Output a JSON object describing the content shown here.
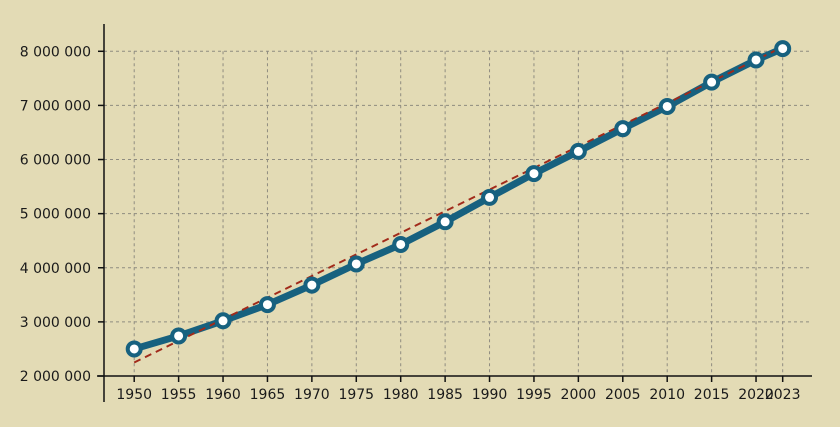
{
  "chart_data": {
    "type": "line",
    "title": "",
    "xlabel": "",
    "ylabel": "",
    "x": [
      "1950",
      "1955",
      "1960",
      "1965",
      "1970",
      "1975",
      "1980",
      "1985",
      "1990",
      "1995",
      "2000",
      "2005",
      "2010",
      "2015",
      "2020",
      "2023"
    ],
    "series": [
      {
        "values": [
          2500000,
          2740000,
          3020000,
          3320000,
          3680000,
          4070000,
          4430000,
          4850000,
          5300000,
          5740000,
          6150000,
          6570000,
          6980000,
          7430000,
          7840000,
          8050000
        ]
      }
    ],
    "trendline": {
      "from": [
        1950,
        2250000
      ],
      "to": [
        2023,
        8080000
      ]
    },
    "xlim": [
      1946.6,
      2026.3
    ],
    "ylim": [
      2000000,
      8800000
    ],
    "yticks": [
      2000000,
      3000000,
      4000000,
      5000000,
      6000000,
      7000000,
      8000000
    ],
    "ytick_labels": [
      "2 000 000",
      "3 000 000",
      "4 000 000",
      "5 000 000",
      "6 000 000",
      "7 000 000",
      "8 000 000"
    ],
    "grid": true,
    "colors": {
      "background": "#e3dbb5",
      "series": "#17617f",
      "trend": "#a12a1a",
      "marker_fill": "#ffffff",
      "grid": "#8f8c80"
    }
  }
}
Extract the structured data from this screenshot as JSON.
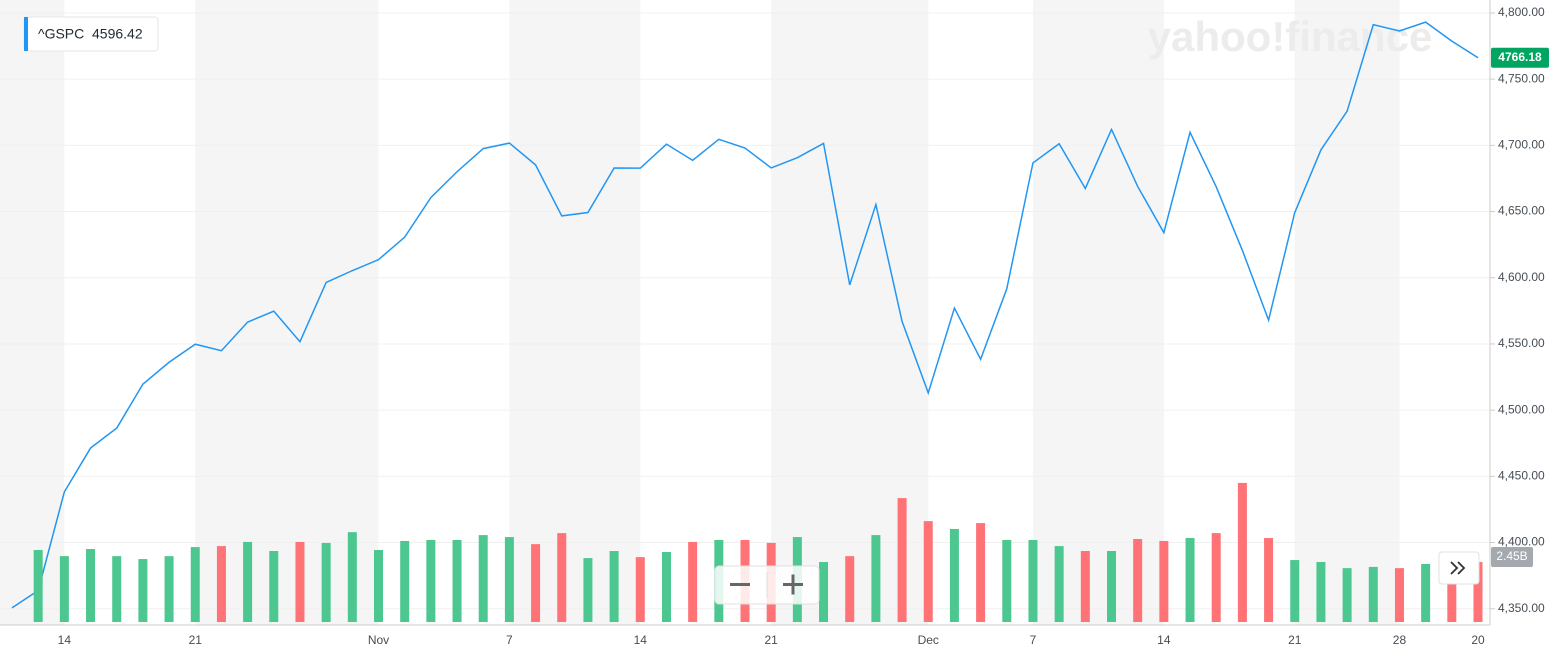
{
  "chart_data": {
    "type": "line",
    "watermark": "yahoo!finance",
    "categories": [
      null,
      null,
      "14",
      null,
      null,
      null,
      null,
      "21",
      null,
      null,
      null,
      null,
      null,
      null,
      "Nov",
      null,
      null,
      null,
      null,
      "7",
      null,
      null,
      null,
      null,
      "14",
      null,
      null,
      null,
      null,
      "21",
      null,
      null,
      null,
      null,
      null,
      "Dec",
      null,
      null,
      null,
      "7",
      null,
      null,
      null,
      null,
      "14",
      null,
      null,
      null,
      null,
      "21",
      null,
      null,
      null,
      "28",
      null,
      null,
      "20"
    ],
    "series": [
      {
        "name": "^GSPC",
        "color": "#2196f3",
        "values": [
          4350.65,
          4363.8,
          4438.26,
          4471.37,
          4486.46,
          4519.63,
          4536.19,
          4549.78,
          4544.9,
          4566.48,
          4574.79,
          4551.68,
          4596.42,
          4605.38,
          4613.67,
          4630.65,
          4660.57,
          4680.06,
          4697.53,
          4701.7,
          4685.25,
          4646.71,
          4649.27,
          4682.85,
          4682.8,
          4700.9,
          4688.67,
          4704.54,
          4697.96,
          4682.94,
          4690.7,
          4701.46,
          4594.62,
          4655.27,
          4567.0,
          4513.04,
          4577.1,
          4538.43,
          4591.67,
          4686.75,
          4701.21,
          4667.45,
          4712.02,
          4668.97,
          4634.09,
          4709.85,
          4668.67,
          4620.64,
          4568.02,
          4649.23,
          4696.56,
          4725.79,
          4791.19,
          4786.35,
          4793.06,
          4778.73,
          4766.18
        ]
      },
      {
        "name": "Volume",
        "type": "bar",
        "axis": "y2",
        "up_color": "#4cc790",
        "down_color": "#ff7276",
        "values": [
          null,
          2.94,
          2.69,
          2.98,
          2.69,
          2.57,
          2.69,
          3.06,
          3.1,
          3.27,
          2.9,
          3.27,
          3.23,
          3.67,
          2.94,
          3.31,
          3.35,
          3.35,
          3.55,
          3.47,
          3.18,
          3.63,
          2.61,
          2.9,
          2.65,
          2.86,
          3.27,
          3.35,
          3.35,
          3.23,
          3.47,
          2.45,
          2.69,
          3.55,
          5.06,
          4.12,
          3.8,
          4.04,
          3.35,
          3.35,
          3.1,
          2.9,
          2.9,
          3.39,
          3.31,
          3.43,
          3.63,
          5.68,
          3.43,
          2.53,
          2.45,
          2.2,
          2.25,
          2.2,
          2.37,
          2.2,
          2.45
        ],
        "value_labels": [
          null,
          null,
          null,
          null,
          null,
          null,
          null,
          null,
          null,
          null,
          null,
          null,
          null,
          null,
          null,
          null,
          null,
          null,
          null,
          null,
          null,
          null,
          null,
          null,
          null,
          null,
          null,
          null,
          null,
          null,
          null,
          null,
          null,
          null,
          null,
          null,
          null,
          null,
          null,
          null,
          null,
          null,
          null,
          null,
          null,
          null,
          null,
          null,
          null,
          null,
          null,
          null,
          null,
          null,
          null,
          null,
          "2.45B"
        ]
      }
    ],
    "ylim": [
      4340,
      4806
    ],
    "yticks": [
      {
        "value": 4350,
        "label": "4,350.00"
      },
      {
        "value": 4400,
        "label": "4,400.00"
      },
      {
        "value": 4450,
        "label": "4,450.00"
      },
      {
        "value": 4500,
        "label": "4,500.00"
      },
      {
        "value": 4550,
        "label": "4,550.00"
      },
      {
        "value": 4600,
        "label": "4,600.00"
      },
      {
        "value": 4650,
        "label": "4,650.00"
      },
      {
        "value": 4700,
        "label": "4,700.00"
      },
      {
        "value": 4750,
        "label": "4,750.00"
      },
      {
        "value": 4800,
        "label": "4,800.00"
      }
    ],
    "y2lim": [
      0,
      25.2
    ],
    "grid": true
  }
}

(Written request): Make an exact copy of the records above, with the pictures left out.

(Result below):
Output a JSON object describing the content shown here.
{
  "chart_data": {
    "type": "line",
    "title": "",
    "xlabel": "",
    "ylabel": "",
    "x": [
      "1950",
      "1955",
      "1960",
      "1965",
      "1970",
      "1975",
      "1980",
      "1985",
      "1990",
      "1995",
      "2000",
      "2005",
      "2010",
      "2015",
      "2020",
      "2023"
    ],
    "series": [
      {
        "values": [
          2500000,
          2740000,
          3020000,
          3320000,
          3680000,
          4070000,
          4430000,
          4850000,
          5300000,
          5740000,
          6150000,
          6570000,
          6980000,
          7430000,
          7840000,
          8050000
        ]
      }
    ],
    "trendline": {
      "from": [
        1950,
        2250000
      ],
      "to": [
        2023,
        8080000
      ]
    },
    "xlim": [
      1946.6,
      2026.3
    ],
    "ylim": [
      2000000,
      8800000
    ],
    "yticks": [
      2000000,
      3000000,
      4000000,
      5000000,
      6000000,
      7000000,
      8000000
    ],
    "ytick_labels": [
      "2 000 000",
      "3 000 000",
      "4 000 000",
      "5 000 000",
      "6 000 000",
      "7 000 000",
      "8 000 000"
    ],
    "grid": true,
    "colors": {
      "background": "#e3dbb5",
      "series": "#17617f",
      "trend": "#a12a1a",
      "marker_fill": "#ffffff",
      "grid": "#8f8c80"
    }
  }
}
Extract the structured data from this screenshot as JSON.
{
  "chart_data": {
    "type": "line",
    "watermark": "yahoo!finance",
    "categories": [
      null,
      null,
      "14",
      null,
      null,
      null,
      null,
      "21",
      null,
      null,
      null,
      null,
      null,
      null,
      "Nov",
      null,
      null,
      null,
      null,
      "7",
      null,
      null,
      null,
      null,
      "14",
      null,
      null,
      null,
      null,
      "21",
      null,
      null,
      null,
      null,
      null,
      "Dec",
      null,
      null,
      null,
      "7",
      null,
      null,
      null,
      null,
      "14",
      null,
      null,
      null,
      null,
      "21",
      null,
      null,
      null,
      "28",
      null,
      null,
      "20"
    ],
    "series": [
      {
        "name": "^GSPC",
        "color": "#2196f3",
        "values": [
          4350.65,
          4363.8,
          4438.26,
          4471.37,
          4486.46,
          4519.63,
          4536.19,
          4549.78,
          4544.9,
          4566.48,
          4574.79,
          4551.68,
          4596.42,
          4605.38,
          4613.67,
          4630.65,
          4660.57,
          4680.06,
          4697.53,
          4701.7,
          4685.25,
          4646.71,
          4649.27,
          4682.85,
          4682.8,
          4700.9,
          4688.67,
          4704.54,
          4697.96,
          4682.94,
          4690.7,
          4701.46,
          4594.62,
          4655.27,
          4567.0,
          4513.04,
          4577.1,
          4538.43,
          4591.67,
          4686.75,
          4701.21,
          4667.45,
          4712.02,
          4668.97,
          4634.09,
          4709.85,
          4668.67,
          4620.64,
          4568.02,
          4649.23,
          4696.56,
          4725.79,
          4791.19,
          4786.35,
          4793.06,
          4778.73,
          4766.18
        ]
      },
      {
        "name": "Volume",
        "type": "bar",
        "axis": "y2",
        "up_color": "#4cc790",
        "down_color": "#ff7276",
        "values": [
          null,
          2.94,
          2.69,
          2.98,
          2.69,
          2.57,
          2.69,
          3.06,
          3.1,
          3.27,
          2.9,
          3.27,
          3.23,
          3.67,
          2.94,
          3.31,
          3.35,
          3.35,
          3.55,
          3.47,
          3.18,
          3.63,
          2.61,
          2.9,
          2.65,
          2.86,
          3.27,
          3.35,
          3.35,
          3.23,
          3.47,
          2.45,
          2.69,
          3.55,
          5.06,
          4.12,
          3.8,
          4.04,
          3.35,
          3.35,
          3.1,
          2.9,
          2.9,
          3.39,
          3.31,
          3.43,
          3.63,
          5.68,
          3.43,
          2.53,
          2.45,
          2.2,
          2.25,
          2.2,
          2.37,
          2.2,
          2.45
        ],
        "value_labels": [
          null,
          null,
          null,
          null,
          null,
          null,
          null,
          null,
          null,
          null,
          null,
          null,
          null,
          null,
          null,
          null,
          null,
          null,
          null,
          null,
          null,
          null,
          null,
          null,
          null,
          null,
          null,
          null,
          null,
          null,
          null,
          null,
          null,
          null,
          null,
          null,
          null,
          null,
          null,
          null,
          null,
          null,
          null,
          null,
          null,
          null,
          null,
          null,
          null,
          null,
          null,
          null,
          null,
          null,
          null,
          null,
          "2.45B"
        ]
      }
    ],
    "ylim": [
      4340,
      4806
    ],
    "yticks": [
      {
        "value": 4350,
        "label": "4,350.00"
      },
      {
        "value": 4400,
        "label": "4,400.00"
      },
      {
        "value": 4450,
        "label": "4,450.00"
      },
      {
        "value": 4500,
        "label": "4,500.00"
      },
      {
        "value": 4550,
        "label": "4,550.00"
      },
      {
        "value": 4600,
        "label": "4,600.00"
      },
      {
        "value": 4650,
        "label": "4,650.00"
      },
      {
        "value": 4700,
        "label": "4,700.00"
      },
      {
        "value": 4750,
        "label": "4,750.00"
      },
      {
        "value": 4800,
        "label": "4,800.00"
      }
    ],
    "y2lim": [
      0,
      25.2
    ],
    "grid": true
  }
}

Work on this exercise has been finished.